■ **STATED TASK**: Below are entries. Pull out all lines containing "output".

Records that describe figures:
[Begin]

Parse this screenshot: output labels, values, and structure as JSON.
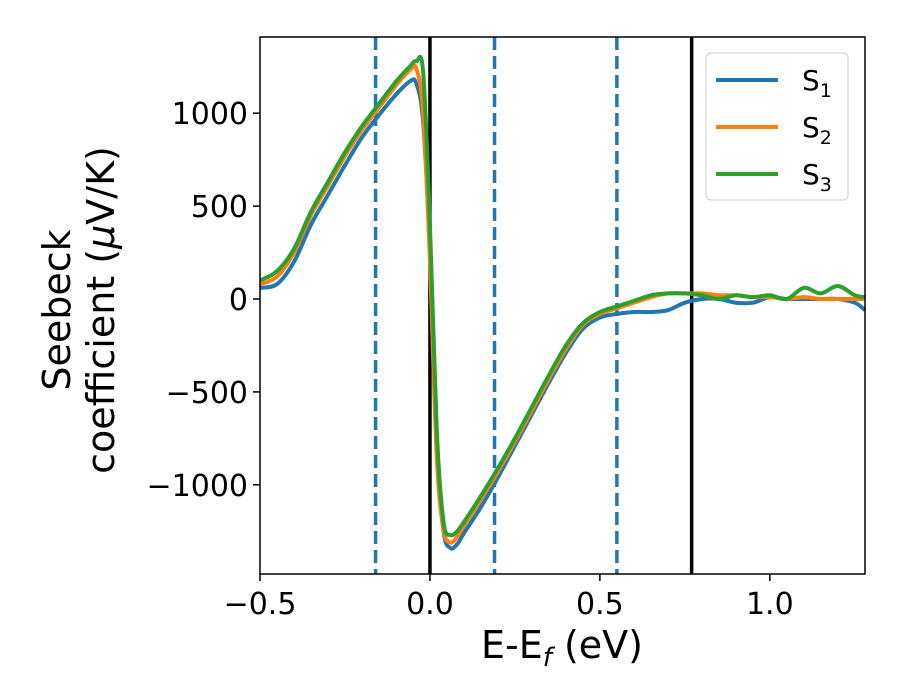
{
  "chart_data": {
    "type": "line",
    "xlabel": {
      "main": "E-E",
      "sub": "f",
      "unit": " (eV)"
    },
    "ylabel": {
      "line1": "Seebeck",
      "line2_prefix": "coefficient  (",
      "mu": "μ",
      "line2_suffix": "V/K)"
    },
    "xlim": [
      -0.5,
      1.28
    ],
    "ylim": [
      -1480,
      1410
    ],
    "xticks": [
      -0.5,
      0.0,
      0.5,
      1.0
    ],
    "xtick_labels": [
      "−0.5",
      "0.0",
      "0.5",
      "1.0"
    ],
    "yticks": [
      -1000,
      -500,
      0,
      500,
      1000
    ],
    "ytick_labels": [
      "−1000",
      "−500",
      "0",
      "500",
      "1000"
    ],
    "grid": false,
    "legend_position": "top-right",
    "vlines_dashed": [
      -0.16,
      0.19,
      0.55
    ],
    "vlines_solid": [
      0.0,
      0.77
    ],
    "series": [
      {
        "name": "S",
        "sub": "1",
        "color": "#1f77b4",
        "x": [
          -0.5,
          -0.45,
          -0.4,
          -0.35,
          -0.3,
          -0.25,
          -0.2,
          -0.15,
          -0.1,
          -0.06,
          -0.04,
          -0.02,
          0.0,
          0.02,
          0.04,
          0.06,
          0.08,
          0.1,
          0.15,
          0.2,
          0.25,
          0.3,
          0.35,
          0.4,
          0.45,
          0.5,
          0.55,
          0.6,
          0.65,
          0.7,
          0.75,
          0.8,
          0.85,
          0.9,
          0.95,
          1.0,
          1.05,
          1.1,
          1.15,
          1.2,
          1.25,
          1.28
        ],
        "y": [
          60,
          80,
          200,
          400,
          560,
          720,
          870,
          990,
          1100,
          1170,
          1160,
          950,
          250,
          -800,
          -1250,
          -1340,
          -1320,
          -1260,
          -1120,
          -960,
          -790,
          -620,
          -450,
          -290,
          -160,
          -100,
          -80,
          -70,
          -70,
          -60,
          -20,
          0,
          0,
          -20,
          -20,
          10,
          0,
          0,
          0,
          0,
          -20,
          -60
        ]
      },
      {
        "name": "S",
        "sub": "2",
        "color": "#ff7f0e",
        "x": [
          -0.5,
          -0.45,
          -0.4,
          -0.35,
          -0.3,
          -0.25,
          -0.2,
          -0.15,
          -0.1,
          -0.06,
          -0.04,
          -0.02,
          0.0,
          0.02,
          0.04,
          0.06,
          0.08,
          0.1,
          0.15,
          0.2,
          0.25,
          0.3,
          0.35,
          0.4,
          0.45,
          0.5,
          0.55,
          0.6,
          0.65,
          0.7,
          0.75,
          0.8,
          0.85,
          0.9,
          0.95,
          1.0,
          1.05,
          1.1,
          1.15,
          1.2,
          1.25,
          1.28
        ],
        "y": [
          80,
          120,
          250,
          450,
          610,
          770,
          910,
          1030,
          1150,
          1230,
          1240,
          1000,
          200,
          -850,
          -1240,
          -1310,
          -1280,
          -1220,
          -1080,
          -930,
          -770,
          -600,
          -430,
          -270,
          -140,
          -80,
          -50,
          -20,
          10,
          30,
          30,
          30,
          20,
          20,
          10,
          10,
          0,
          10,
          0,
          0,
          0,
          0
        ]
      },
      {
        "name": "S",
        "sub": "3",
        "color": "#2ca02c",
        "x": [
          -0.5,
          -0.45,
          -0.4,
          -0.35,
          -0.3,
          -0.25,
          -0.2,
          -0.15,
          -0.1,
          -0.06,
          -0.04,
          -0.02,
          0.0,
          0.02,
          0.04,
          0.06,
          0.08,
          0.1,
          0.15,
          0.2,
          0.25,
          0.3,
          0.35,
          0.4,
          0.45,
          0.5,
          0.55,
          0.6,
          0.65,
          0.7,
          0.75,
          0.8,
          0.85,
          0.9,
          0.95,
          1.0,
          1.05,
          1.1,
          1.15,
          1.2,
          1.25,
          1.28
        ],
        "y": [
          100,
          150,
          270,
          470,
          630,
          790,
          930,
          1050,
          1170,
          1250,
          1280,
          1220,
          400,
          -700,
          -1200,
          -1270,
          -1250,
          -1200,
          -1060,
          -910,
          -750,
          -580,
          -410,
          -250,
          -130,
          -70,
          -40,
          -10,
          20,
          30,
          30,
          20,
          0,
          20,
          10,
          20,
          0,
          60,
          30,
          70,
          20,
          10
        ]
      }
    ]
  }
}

[End]
[Begin]

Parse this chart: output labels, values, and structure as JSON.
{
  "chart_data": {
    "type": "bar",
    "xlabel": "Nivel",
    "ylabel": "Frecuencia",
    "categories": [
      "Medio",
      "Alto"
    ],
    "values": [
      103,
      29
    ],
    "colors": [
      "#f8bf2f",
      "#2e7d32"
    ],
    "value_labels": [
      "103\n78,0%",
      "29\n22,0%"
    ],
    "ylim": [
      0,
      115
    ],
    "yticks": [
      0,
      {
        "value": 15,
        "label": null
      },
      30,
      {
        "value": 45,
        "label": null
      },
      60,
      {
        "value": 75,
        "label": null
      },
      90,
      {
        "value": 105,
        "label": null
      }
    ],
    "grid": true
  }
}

[End]

■ **THE RESULT**:
Parse this screenshot: output labels, values, and structure as JSON.
Parse this chart: output labels, values, and structure as JSON.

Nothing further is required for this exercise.